_DATA SHOWN_.
+---+

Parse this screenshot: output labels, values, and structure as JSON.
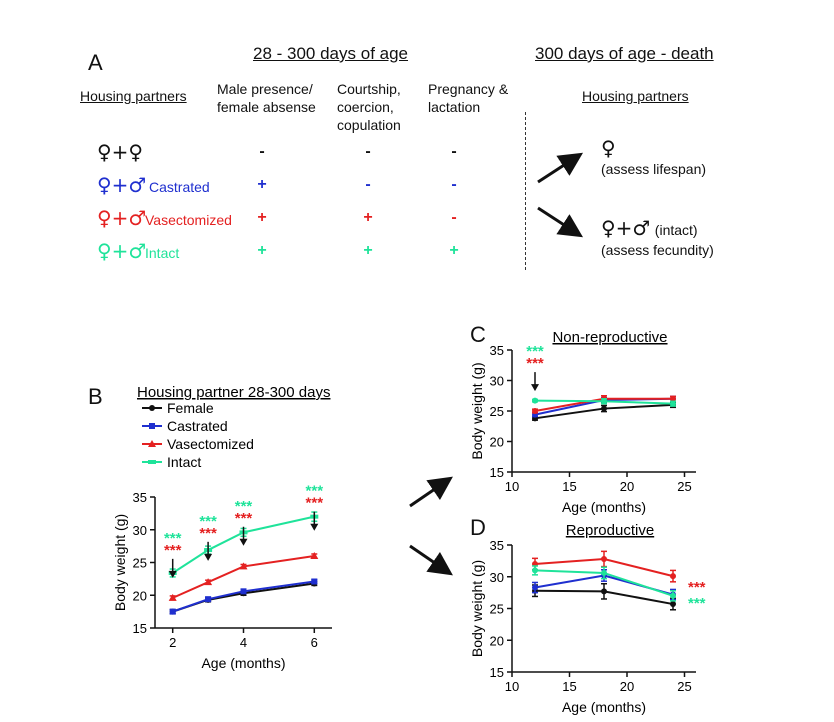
{
  "colors": {
    "female": "#111111",
    "castrated": "#1f2fcf",
    "vasectomized": "#e42121",
    "intact": "#1fe39a"
  },
  "panelA": {
    "letter": "A",
    "header_left": "28 - 300 days of age",
    "header_right": "300 days of age - death",
    "housing_left": "Housing partners",
    "housing_right": "Housing partners",
    "col1": "Male presence/ female absense",
    "col2": "Courtship, coercion, copulation",
    "col3": "Pregnancy & lactation",
    "rows": [
      {
        "symbol": "♀+♀",
        "label": "",
        "marks": [
          "-",
          "-",
          "-"
        ],
        "color": "#111111",
        "mark_colors": [
          "#111111",
          "#111111",
          "#111111"
        ]
      },
      {
        "symbol": "♀+♂",
        "label": "Castrated",
        "marks": [
          "+",
          "-",
          "-"
        ],
        "color": "#1f2fcf",
        "mark_colors": [
          "#1f2fcf",
          "#1f2fcf",
          "#1f2fcf"
        ]
      },
      {
        "symbol": "♀+♂",
        "label": "Vasectomized",
        "marks": [
          "+",
          "+",
          "-"
        ],
        "color": "#e42121",
        "mark_colors": [
          "#e42121",
          "#e42121",
          "#e42121"
        ]
      },
      {
        "symbol": "♀+♂",
        "label": "Intact",
        "marks": [
          "+",
          "+",
          "+"
        ],
        "color": "#1fe39a",
        "mark_colors": [
          "#1fe39a",
          "#1fe39a",
          "#1fe39a"
        ]
      }
    ],
    "right_top_symbol": "♀",
    "right_top_text": "(assess lifespan)",
    "right_bottom_symbol": "♀+♂",
    "right_bottom_label": "(intact)",
    "right_bottom_text": "(assess fecundity)"
  },
  "chart_data": [
    {
      "panel": "B",
      "type": "line",
      "legend_title": "Housing partner 28-300 days",
      "xlabel": "Age (months)",
      "ylabel": "Body weight (g)",
      "xlim": [
        1.5,
        6.5
      ],
      "ylim": [
        15,
        35
      ],
      "xticks": [
        2,
        4,
        6
      ],
      "yticks": [
        15,
        20,
        25,
        30,
        35
      ],
      "x": [
        2,
        3,
        4,
        6
      ],
      "series": [
        {
          "name": "Female",
          "values": [
            17.5,
            19.3,
            20.3,
            21.8
          ],
          "err": [
            0.3,
            0.3,
            0.3,
            0.3
          ],
          "color": "#111111",
          "marker": "circle"
        },
        {
          "name": "Castrated",
          "values": [
            17.5,
            19.4,
            20.6,
            22.1
          ],
          "err": [
            0.3,
            0.3,
            0.3,
            0.3
          ],
          "color": "#1f2fcf",
          "marker": "square"
        },
        {
          "name": "Vasectomized",
          "values": [
            19.6,
            22.0,
            24.4,
            26.0
          ],
          "err": [
            0.3,
            0.3,
            0.3,
            0.3
          ],
          "color": "#e42121",
          "marker": "triangle"
        },
        {
          "name": "Intact",
          "values": [
            23.4,
            26.9,
            29.6,
            32.0
          ],
          "err": [
            0.6,
            0.6,
            0.6,
            0.7
          ],
          "color": "#1fe39a",
          "marker": "bar"
        }
      ],
      "annotations": [
        {
          "x": 2,
          "y_top": 28.0,
          "green": "***",
          "red": "***"
        },
        {
          "x": 3,
          "y_top": 30.6,
          "green": "***",
          "red": "***"
        },
        {
          "x": 4,
          "y_top": 32.9,
          "green": "***",
          "red": "***"
        },
        {
          "x": 6,
          "y_top": 35.2,
          "green": "***",
          "red": "***"
        }
      ]
    },
    {
      "panel": "C",
      "type": "line",
      "title": "Non-reproductive",
      "xlabel": "Age (months)",
      "ylabel": "Body weight (g)",
      "xlim": [
        10,
        26
      ],
      "ylim": [
        15,
        35
      ],
      "xticks": [
        10,
        15,
        20,
        25
      ],
      "yticks": [
        15,
        20,
        25,
        30,
        35
      ],
      "x": [
        12,
        18,
        24
      ],
      "series": [
        {
          "name": "Female",
          "values": [
            23.8,
            25.4,
            26.0
          ],
          "err": [
            0.3,
            0.5,
            0.4
          ],
          "color": "#111111"
        },
        {
          "name": "Castrated",
          "values": [
            24.4,
            26.8,
            27.0
          ],
          "err": [
            0.3,
            0.4,
            0.4
          ],
          "color": "#1f2fcf"
        },
        {
          "name": "Vasectomized",
          "values": [
            25.0,
            27.0,
            27.0
          ],
          "err": [
            0.3,
            0.5,
            0.4
          ],
          "color": "#e42121"
        },
        {
          "name": "Intact",
          "values": [
            26.7,
            26.6,
            26.2
          ],
          "err": [
            0.2,
            0.4,
            0.4
          ],
          "color": "#1fe39a"
        }
      ],
      "annotations": [
        {
          "x": 12,
          "y_top": 34.0,
          "green": "***",
          "red": "***"
        }
      ]
    },
    {
      "panel": "D",
      "type": "line",
      "title": "Reproductive",
      "xlabel": "Age (months)",
      "ylabel": "Body weight (g)",
      "xlim": [
        10,
        26
      ],
      "ylim": [
        15,
        35
      ],
      "xticks": [
        10,
        15,
        20,
        25
      ],
      "yticks": [
        15,
        20,
        25,
        30,
        35
      ],
      "x": [
        12,
        18,
        24
      ],
      "series": [
        {
          "name": "Female",
          "values": [
            27.8,
            27.7,
            25.7
          ],
          "err": [
            0.9,
            1.2,
            0.9
          ],
          "color": "#111111"
        },
        {
          "name": "Castrated",
          "values": [
            28.3,
            30.2,
            27.2
          ],
          "err": [
            0.8,
            0.9,
            0.8
          ],
          "color": "#1f2fcf"
        },
        {
          "name": "Vasectomized",
          "values": [
            32.0,
            32.8,
            30.1
          ],
          "err": [
            0.9,
            1.2,
            0.9
          ],
          "color": "#e42121"
        },
        {
          "name": "Intact",
          "values": [
            31.0,
            30.6,
            27.0
          ],
          "err": [
            0.7,
            0.9,
            0.8
          ],
          "color": "#1fe39a"
        }
      ],
      "side_marks": [
        {
          "text": "***",
          "color": "#e42121"
        },
        {
          "text": "***",
          "color": "#1fe39a"
        }
      ]
    }
  ]
}
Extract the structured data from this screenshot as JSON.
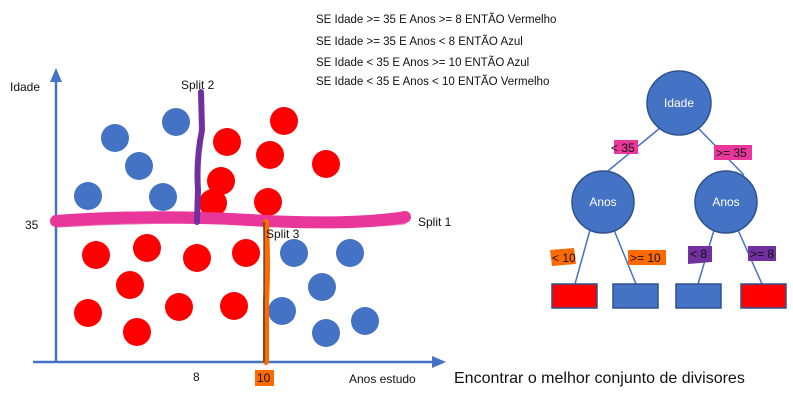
{
  "rules": [
    "SE Idade >= 35 E Anos >= 8 ENTÃO Vermelho",
    "SE Idade >= 35 E Anos < 8 ENTÃO Azul",
    "SE Idade < 35 E Anos >= 10 ENTÃO Azul",
    "SE Idade < 35 E Anos < 10 ENTÃO Vermelho"
  ],
  "scatter": {
    "y_axis_label": "Idade",
    "x_axis_label": "Anos estudo",
    "y_tick": "35",
    "x_tick_8": "8",
    "x_tick_10": "10",
    "split1_label": "Split 1",
    "split2_label": "Split 2",
    "split3_label": "Split 3",
    "colors": {
      "red": "#ff0000",
      "blue": "#4472c4",
      "pink": "#e8369a",
      "purple": "#7030a0",
      "orange": "#ff6a00",
      "axis": "#4472c4"
    }
  },
  "tree": {
    "root": "Idade",
    "left_node": "Anos",
    "right_node": "Anos",
    "edge_lt35": "< 35",
    "edge_ge35": ">= 35",
    "edge_lt10": "< 10",
    "edge_ge10": ">= 10",
    "edge_lt8": "< 8",
    "edge_ge8": ">= 8",
    "leaf_colors": [
      "#ff0000",
      "#4472c4",
      "#4472c4",
      "#ff0000"
    ]
  },
  "caption": "Encontrar o melhor conjunto de divisores"
}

+---+

_BRIEF_.
Each line of the data that includes the word "days" counts once; report the total and nothing more.

_SOLUTION TO THE EXERCISE_.
3